Problem a: Return the part of the debt ceiling passage starting with "Well, in this" and going on through "things take seriously.", copied word for word.

Excerpted text:
==================================================

The first real test of the new Republican House majority will be coming around February, when Congress will have to raise the debt ceiling to allow the Treasury to continue borrowing money to pay for all the things government does. Republicans are now figuring out what they want to demand in exchange for going along, and both sides are trying to determine just how this is going to play out politically. One thing we can anticipate is that Republicans will get very indignant when Democrats charge that this is a "hostage" situation.
But it will be. The essence of a hostage situation is that the hostage taker says, "Give me what I want, or I will do terrible harm to this thing you care about." The threat is believable only if the hostage taker is thought to be willing to actually do that harm. Is it believable in this case?
Well, in this case, the thing being held hostage is both the U.S economy and the world economy. The potential is that if the Republicans don't budge on not raising the debt ceiling (as many of their Tea Party supporters want), and Democrats don't give in to their demands, then the U.S. government defaults on its debts, and the result is a worldwide financial panic. I'm not an international economist, so I can't say if that would really happen, and if so how long it would take, but it seems to be a possibility that people who know about these things take seriously.

==================================================

Exercise material:

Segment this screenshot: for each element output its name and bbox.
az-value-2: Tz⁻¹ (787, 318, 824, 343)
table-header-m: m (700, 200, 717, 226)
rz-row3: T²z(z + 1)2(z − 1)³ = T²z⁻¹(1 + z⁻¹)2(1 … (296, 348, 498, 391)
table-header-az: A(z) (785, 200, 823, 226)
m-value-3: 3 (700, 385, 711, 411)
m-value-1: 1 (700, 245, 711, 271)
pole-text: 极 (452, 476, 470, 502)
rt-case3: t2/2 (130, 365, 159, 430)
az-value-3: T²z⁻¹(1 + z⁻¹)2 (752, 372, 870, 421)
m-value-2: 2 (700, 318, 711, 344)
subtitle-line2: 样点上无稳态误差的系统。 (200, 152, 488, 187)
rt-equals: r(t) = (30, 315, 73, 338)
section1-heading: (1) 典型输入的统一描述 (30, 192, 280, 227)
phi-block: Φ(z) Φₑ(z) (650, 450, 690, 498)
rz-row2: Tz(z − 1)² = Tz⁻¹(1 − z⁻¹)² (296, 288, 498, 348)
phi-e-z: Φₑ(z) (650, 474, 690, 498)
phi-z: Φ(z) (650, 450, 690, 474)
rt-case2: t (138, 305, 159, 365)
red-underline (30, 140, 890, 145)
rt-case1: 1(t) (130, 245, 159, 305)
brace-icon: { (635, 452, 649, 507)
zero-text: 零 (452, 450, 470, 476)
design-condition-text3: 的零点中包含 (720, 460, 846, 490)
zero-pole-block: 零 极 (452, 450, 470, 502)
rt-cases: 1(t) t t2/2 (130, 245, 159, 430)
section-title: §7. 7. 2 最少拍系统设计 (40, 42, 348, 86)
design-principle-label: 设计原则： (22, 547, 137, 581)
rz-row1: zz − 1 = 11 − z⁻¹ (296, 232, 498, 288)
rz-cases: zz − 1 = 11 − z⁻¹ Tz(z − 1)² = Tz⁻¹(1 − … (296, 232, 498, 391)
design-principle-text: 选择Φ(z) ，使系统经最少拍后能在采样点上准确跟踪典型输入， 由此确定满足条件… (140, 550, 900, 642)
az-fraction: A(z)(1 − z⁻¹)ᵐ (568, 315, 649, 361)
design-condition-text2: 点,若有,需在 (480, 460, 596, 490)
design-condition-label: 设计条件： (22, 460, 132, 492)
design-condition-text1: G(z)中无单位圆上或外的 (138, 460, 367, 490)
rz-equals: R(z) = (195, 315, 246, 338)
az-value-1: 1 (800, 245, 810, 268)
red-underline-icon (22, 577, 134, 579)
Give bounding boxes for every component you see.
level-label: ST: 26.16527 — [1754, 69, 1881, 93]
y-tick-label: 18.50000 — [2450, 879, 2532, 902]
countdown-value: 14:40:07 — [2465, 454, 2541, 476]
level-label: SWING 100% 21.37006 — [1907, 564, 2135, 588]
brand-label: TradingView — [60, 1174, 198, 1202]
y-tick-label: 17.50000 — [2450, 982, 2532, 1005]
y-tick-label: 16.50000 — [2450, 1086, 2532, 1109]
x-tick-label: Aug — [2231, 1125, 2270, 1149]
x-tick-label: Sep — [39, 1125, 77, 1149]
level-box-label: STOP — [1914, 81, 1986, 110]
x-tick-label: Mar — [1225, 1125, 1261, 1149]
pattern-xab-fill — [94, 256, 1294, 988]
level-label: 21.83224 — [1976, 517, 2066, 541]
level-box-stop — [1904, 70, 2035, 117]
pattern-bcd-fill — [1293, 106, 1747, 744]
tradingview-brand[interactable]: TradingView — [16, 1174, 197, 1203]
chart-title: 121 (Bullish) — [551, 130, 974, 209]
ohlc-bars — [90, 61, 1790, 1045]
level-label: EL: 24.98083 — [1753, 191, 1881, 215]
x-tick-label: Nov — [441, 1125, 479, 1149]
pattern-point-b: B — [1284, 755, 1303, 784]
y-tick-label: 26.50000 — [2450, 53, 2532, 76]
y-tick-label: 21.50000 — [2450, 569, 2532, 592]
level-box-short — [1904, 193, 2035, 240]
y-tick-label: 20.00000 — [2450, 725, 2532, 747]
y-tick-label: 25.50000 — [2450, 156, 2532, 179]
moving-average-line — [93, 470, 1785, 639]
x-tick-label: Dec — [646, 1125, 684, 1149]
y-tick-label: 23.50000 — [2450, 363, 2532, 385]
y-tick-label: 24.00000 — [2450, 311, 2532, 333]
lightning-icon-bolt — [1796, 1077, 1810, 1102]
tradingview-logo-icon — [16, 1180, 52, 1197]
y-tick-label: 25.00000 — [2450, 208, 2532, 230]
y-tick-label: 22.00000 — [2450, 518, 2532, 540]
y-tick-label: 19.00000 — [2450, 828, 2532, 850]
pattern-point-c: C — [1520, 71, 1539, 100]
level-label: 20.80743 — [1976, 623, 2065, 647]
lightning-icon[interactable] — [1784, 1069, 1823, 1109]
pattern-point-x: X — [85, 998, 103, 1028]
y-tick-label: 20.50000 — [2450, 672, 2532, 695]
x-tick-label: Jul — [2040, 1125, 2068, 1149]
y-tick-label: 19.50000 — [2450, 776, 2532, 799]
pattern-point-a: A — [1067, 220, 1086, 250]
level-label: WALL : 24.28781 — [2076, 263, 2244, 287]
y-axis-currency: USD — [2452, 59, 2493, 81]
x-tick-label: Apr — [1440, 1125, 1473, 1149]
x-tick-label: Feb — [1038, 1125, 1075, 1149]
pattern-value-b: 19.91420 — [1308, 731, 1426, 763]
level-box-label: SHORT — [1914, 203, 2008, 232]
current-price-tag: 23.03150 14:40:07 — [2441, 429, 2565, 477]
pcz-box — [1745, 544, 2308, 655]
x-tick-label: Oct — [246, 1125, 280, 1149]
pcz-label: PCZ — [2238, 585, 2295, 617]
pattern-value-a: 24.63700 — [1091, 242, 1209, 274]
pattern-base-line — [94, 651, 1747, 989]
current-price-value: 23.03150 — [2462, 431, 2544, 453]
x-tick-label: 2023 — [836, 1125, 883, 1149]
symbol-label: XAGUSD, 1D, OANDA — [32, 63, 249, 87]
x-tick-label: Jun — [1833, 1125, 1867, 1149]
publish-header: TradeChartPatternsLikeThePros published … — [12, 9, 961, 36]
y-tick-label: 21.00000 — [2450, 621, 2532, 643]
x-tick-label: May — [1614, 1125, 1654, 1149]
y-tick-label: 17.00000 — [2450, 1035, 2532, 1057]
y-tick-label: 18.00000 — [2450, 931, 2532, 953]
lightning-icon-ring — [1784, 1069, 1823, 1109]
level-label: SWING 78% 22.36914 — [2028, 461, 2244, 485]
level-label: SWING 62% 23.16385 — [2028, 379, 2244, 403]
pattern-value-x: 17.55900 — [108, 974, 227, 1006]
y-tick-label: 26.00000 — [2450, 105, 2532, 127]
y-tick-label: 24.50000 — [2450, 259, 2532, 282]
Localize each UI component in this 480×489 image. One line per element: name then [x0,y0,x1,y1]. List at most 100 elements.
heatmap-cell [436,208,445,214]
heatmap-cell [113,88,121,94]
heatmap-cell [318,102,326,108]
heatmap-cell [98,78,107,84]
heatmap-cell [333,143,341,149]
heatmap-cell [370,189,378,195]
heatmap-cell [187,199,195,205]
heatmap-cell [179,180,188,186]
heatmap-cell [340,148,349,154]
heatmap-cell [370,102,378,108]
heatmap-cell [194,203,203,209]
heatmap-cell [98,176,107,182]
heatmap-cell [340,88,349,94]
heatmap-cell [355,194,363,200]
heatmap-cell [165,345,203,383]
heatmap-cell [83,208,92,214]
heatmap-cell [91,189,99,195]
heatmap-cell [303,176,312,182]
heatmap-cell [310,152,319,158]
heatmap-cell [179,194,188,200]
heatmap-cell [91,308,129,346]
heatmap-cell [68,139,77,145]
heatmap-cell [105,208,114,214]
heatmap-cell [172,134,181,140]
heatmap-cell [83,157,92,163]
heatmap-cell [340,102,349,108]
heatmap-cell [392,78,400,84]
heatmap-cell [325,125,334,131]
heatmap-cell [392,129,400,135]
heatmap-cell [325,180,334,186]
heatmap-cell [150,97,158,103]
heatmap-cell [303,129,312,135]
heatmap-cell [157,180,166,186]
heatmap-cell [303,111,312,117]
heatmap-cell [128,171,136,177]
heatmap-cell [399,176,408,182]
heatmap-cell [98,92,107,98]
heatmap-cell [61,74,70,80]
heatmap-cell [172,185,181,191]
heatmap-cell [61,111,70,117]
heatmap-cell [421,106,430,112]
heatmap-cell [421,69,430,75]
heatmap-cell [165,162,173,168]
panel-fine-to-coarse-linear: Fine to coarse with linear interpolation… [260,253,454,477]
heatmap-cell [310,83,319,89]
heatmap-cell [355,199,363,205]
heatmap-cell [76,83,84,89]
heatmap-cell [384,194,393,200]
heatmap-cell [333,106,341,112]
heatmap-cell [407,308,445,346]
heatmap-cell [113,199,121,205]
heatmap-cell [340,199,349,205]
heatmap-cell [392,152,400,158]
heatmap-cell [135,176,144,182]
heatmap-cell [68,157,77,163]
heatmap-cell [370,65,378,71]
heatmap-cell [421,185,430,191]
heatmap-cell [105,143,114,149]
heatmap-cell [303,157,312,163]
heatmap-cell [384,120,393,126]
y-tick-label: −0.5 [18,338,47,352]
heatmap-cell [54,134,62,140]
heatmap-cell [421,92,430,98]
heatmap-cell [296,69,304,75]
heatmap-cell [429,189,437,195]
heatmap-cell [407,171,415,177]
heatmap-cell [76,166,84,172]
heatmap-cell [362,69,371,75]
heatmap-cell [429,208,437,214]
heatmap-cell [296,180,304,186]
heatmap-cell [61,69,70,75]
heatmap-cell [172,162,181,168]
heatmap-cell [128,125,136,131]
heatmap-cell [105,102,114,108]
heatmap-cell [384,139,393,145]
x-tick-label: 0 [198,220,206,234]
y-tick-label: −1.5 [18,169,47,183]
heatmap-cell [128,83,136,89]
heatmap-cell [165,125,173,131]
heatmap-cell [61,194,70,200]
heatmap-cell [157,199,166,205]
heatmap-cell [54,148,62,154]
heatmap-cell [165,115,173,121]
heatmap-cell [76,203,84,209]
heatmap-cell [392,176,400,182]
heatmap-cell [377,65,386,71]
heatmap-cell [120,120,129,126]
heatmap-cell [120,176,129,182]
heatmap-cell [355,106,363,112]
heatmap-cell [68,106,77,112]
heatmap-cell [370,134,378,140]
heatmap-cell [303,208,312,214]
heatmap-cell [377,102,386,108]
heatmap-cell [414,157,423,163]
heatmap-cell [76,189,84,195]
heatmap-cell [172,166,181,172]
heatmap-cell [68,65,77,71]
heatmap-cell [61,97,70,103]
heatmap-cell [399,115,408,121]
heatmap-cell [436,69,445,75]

==================================================

Problem b: Retype the entries word for word, starting with their first line and going on through the line containing "level-label: ST: 26.16527", with both lines included.

Exercise answer a:
Well, in this case, the thing being held hostage is both the U.S economy and the world economy. The potential is that if the Republicans don't budge on not raising the debt ceiling (as many of their Tea Party supporters want), and Democrats don't give in to their demands, then the U.S. government defaults on its debts, and the result is a worldwide financial panic. I'm not an international economist, so I can't say if that would really happen, and if so how long it would take, but it seems to be a possibility that people who know about these things take seriously.

Exercise answer b:
Segment this screenshot: for each element output its name and bbox.
az-value-2: Tz⁻¹ (787, 318, 824, 343)
table-header-m: m (700, 200, 717, 226)
rz-row3: T²z(z + 1)2(z − 1)³ = T²z⁻¹(1 + z⁻¹)2(1 … (296, 348, 498, 391)
table-header-az: A(z) (785, 200, 823, 226)
m-value-3: 3 (700, 385, 711, 411)
m-value-1: 1 (700, 245, 711, 271)
pole-text: 极 (452, 476, 470, 502)
rt-case3: t2/2 (130, 365, 159, 430)
az-value-3: T²z⁻¹(1 + z⁻¹)2 (752, 372, 870, 421)
m-value-2: 2 (700, 318, 711, 344)
subtitle-line2: 样点上无稳态误差的系统。 (200, 152, 488, 187)
rt-equals: r(t) = (30, 315, 73, 338)
section1-heading: (1) 典型输入的统一描述 (30, 192, 280, 227)
phi-block: Φ(z) Φₑ(z) (650, 450, 690, 498)
rz-row2: Tz(z − 1)² = Tz⁻¹(1 − z⁻¹)² (296, 288, 498, 348)
phi-e-z: Φₑ(z) (650, 474, 690, 498)
phi-z: Φ(z) (650, 450, 690, 474)
rt-case2: t (138, 305, 159, 365)
red-underline (30, 140, 890, 145)
rt-case1: 1(t) (130, 245, 159, 305)
brace-icon: { (635, 452, 649, 507)
zero-text: 零 (452, 450, 470, 476)
design-condition-text3: 的零点中包含 (720, 460, 846, 490)
zero-pole-block: 零 极 (452, 450, 470, 502)
rt-cases: 1(t) t t2/2 (130, 245, 159, 430)
section-title: §7. 7. 2 最少拍系统设计 (40, 42, 348, 86)
design-principle-label: 设计原则： (22, 547, 137, 581)
rz-row1: zz − 1 = 11 − z⁻¹ (296, 232, 498, 288)
rz-cases: zz − 1 = 11 − z⁻¹ Tz(z − 1)² = Tz⁻¹(1 − … (296, 232, 498, 391)
design-principle-text: 选择Φ(z) ，使系统经最少拍后能在采样点上准确跟踪典型输入， 由此确定满足条件… (140, 550, 900, 642)
az-fraction: A(z)(1 − z⁻¹)ᵐ (568, 315, 649, 361)
design-condition-text2: 点,若有,需在 (480, 460, 596, 490)
design-condition-label: 设计条件： (22, 460, 132, 492)
design-condition-text1: G(z)中无单位圆上或外的 (138, 460, 367, 490)
rz-equals: R(z) = (195, 315, 246, 338)
az-value-1: 1 (800, 245, 810, 268)
red-underline-icon (22, 577, 134, 579)
Give bounding boxes for every component you see.
level-label: ST: 26.16527 — [1754, 69, 1881, 93]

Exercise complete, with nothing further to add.